(Data records)
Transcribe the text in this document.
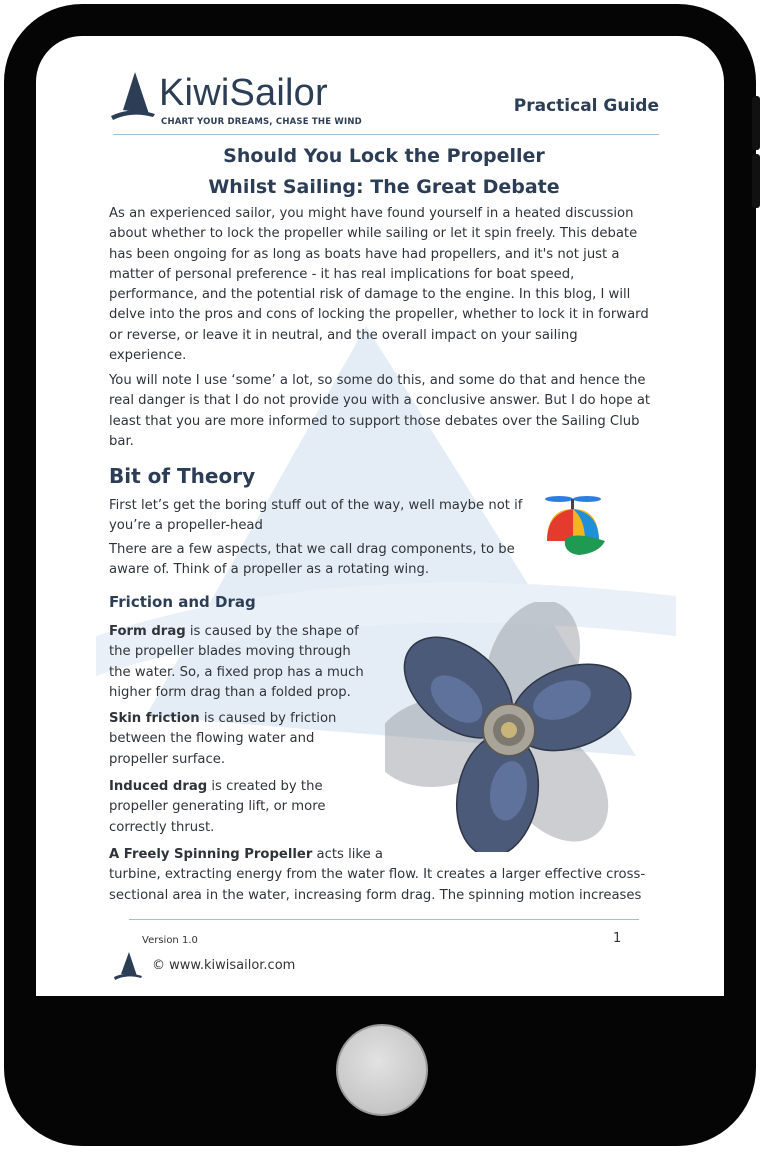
KiwiSailor
CHART YOUR DREAMS, CHASE THE WIND
Practical Guide
Should You Lock the Propeller
Whilst Sailing: The Great Debate
As an experienced sailor, you might have found yourself in a heated discussion
about whether to lock the propeller while sailing or let it spin freely. This debate
has been ongoing for as long as boats have had propellers, and it's not just a
matter of personal preference - it has real implications for boat speed,
performance, and the potential risk of damage to the engine. In this blog, I will
delve into the pros and cons of locking the propeller, whether to lock it in forward
or reverse, or leave it in neutral, and the overall impact on your sailing
experience.
You will note I use ‘some’ a lot, so some do this, and some do that and hence the
real danger is that I do not provide you with a conclusive answer. But I do hope at
least that you are more informed to support those debates over the Sailing Club
bar.
Bit of Theory
First let’s get the boring stuff out of the way, well maybe not if
you’re a propeller-head
There are a few aspects, that we call drag components, to be
aware of. Think of a propeller as a rotating wing.
Friction and Drag
Form drag is caused by the shape of
the propeller blades moving through
the water. So, a fixed prop has a much
higher form drag than a folded prop.
Skin friction is caused by friction
between the flowing water and
propeller surface.
Induced drag is created by the
propeller generating lift, or more
correctly thrust.
A Freely Spinning Propeller acts like a
turbine, extracting energy from the water flow. It creates a larger effective cross-
sectional area in the water, increasing form drag. The spinning motion increases
Version 1.0	1
© www.kiwisailor.com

### [WHAT THIS TASK INVOLVES]
All the records need to be repeated exactly, with the images dropped.

### [SOLUTION FOR THIS EXERCISE]
Transcribe the text in this document.
KiwiSailor
CHART YOUR DREAMS, CHASE THE WIND
Practical Guide
Should You Lock the Propeller
Whilst Sailing: The Great Debate
As an experienced sailor, you might have found yourself in a heated discussion
about whether to lock the propeller while sailing or let it spin freely. This debate
has been ongoing for as long as boats have had propellers, and it's not just a
matter of personal preference - it has real implications for boat speed,
performance, and the potential risk of damage to the engine. In this blog, I will
delve into the pros and cons of locking the propeller, whether to lock it in forward
or reverse, or leave it in neutral, and the overall impact on your sailing
experience.
You will note I use ‘some’ a lot, so some do this, and some do that and hence the
real danger is that I do not provide you with a conclusive answer. But I do hope at
least that you are more informed to support those debates over the Sailing Club
bar.
Bit of Theory
First let’s get the boring stuff out of the way, well maybe not if
you’re a propeller-head
There are a few aspects, that we call drag components, to be
aware of. Think of a propeller as a rotating wing.
Friction and Drag
Form drag is caused by the shape of
the propeller blades moving through
the water. So, a fixed prop has a much
higher form drag than a folded prop.
Skin friction is caused by friction
between the flowing water and
propeller surface.
Induced drag is created by the
propeller generating lift, or more
correctly thrust.
A Freely Spinning Propeller acts like a
turbine, extracting energy from the water flow. It creates a larger effective cross-
sectional area in the water, increasing form drag. The spinning motion increases
Version 1.0	1
© www.kiwisailor.com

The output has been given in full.